Below are the records. Count the lines containing the string "gear", and reply with the number alone.

**RECORDS PROVIDED:**
--*--

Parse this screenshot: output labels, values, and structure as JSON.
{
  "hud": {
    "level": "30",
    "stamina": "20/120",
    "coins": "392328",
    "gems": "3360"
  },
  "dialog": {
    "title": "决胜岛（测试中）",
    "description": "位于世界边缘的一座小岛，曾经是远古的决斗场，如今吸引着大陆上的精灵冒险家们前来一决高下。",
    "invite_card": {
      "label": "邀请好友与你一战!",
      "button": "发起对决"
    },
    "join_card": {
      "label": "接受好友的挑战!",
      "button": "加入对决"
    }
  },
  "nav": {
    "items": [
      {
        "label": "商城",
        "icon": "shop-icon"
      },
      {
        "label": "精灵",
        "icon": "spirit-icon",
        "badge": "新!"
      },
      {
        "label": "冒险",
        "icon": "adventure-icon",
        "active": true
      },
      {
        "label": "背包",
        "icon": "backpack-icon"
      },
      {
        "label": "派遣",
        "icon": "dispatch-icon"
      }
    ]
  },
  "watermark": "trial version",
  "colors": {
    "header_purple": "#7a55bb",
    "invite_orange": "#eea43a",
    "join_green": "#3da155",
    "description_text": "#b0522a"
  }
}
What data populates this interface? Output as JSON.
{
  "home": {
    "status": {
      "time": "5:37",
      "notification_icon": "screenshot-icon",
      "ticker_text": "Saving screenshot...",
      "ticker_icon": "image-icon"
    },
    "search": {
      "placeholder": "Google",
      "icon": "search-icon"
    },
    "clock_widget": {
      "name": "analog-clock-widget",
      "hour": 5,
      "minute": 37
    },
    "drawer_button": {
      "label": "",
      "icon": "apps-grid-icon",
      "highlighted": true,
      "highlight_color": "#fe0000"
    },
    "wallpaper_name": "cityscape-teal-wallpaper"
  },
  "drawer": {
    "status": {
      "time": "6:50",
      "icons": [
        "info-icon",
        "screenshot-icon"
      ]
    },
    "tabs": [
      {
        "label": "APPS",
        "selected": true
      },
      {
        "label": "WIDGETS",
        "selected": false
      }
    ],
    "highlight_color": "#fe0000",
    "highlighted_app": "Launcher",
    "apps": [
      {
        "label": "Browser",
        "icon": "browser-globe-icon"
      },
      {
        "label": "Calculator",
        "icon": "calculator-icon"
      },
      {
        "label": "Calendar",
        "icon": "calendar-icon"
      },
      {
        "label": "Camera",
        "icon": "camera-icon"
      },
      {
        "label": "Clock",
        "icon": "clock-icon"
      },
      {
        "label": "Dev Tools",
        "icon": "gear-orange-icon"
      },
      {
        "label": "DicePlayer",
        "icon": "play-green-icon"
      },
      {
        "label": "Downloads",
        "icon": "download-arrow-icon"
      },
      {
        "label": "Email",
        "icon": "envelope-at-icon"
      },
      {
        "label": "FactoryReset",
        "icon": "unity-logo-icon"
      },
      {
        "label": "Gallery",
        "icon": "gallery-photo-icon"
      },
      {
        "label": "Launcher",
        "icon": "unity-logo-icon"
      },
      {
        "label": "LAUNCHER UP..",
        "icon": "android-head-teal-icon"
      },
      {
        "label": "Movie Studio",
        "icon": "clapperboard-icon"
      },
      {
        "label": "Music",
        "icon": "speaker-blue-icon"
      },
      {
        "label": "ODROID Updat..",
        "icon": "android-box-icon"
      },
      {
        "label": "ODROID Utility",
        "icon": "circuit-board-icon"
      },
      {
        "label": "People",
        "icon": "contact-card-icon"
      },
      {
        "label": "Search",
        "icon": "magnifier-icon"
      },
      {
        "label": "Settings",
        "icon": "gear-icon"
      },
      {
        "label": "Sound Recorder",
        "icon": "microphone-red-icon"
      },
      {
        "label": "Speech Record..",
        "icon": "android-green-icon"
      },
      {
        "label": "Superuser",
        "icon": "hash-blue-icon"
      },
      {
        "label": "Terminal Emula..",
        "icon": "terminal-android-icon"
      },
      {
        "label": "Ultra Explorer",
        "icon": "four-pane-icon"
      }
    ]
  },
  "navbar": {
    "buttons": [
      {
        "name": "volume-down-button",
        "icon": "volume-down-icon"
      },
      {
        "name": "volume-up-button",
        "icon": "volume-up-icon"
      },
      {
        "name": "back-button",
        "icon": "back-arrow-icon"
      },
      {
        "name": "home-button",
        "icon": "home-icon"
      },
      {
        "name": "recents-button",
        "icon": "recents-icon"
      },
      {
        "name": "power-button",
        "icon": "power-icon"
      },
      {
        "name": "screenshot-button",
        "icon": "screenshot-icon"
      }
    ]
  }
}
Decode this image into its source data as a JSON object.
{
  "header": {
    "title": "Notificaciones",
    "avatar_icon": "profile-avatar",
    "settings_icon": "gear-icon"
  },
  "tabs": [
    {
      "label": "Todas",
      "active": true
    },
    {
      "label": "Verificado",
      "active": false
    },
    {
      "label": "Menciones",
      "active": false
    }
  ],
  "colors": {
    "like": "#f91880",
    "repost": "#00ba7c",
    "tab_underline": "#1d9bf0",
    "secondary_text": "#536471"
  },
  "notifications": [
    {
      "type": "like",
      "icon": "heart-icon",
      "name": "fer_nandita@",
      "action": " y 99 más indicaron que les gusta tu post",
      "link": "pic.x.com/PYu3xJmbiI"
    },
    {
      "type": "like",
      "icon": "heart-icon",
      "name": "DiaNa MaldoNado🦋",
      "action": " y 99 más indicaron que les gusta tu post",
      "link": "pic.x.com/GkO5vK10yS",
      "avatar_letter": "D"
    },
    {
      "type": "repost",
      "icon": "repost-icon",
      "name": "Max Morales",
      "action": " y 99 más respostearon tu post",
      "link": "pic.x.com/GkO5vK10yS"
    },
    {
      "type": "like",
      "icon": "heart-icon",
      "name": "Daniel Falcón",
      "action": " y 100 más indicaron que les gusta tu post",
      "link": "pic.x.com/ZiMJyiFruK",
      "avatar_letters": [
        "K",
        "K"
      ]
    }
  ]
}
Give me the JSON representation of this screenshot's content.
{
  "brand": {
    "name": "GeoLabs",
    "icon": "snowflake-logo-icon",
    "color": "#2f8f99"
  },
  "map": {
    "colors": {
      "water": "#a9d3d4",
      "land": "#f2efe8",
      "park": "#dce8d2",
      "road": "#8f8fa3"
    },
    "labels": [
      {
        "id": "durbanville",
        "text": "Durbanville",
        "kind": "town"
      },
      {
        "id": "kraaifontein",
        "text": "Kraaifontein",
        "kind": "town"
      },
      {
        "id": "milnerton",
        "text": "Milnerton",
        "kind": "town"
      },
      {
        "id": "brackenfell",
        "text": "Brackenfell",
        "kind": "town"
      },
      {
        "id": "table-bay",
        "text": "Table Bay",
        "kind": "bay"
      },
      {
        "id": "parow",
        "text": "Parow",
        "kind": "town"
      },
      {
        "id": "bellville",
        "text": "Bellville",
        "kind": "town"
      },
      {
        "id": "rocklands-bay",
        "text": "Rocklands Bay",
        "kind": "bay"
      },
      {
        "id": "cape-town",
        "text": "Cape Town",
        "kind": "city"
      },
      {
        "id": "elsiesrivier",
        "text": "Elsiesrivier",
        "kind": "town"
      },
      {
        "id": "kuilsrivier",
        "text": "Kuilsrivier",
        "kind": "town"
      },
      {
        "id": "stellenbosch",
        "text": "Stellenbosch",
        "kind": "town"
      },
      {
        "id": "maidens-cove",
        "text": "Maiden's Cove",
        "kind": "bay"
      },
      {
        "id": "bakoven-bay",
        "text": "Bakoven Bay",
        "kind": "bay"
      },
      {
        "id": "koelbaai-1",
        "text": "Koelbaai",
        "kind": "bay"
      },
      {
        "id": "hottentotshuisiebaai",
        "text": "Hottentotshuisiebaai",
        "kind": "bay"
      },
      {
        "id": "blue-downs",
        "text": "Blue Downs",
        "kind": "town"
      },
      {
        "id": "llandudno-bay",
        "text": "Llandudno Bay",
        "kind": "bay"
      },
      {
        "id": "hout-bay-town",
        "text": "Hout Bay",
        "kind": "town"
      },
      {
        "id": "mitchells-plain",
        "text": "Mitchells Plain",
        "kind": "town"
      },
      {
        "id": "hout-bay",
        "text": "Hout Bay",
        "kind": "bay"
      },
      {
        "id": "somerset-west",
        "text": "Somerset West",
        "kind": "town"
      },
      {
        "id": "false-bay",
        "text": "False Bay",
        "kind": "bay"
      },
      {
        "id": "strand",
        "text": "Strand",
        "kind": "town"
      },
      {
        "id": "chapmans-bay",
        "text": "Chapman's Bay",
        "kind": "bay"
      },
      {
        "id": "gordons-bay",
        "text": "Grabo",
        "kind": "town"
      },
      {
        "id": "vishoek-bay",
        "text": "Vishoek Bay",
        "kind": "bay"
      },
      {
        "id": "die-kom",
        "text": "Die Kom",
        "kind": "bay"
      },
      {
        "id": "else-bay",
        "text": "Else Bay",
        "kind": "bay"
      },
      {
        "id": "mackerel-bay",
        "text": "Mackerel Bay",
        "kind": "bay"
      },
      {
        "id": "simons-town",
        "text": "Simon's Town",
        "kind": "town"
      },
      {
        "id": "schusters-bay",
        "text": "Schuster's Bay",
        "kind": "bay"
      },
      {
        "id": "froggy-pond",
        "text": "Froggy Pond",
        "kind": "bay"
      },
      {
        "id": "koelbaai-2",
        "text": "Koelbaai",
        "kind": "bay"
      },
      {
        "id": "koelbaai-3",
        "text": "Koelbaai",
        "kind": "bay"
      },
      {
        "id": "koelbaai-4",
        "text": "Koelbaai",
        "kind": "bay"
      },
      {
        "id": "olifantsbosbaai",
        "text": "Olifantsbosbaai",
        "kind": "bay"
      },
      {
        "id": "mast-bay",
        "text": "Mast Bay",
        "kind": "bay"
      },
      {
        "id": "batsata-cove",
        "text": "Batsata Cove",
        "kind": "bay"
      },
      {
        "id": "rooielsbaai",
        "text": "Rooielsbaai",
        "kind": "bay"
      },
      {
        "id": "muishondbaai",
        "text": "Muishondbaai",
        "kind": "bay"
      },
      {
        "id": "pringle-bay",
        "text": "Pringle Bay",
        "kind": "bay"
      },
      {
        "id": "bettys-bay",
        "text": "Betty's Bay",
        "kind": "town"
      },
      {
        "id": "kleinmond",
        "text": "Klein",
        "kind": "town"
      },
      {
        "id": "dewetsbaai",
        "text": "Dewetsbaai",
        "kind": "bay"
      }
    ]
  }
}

--*--

**OUTPUT OF THE TASK:**
3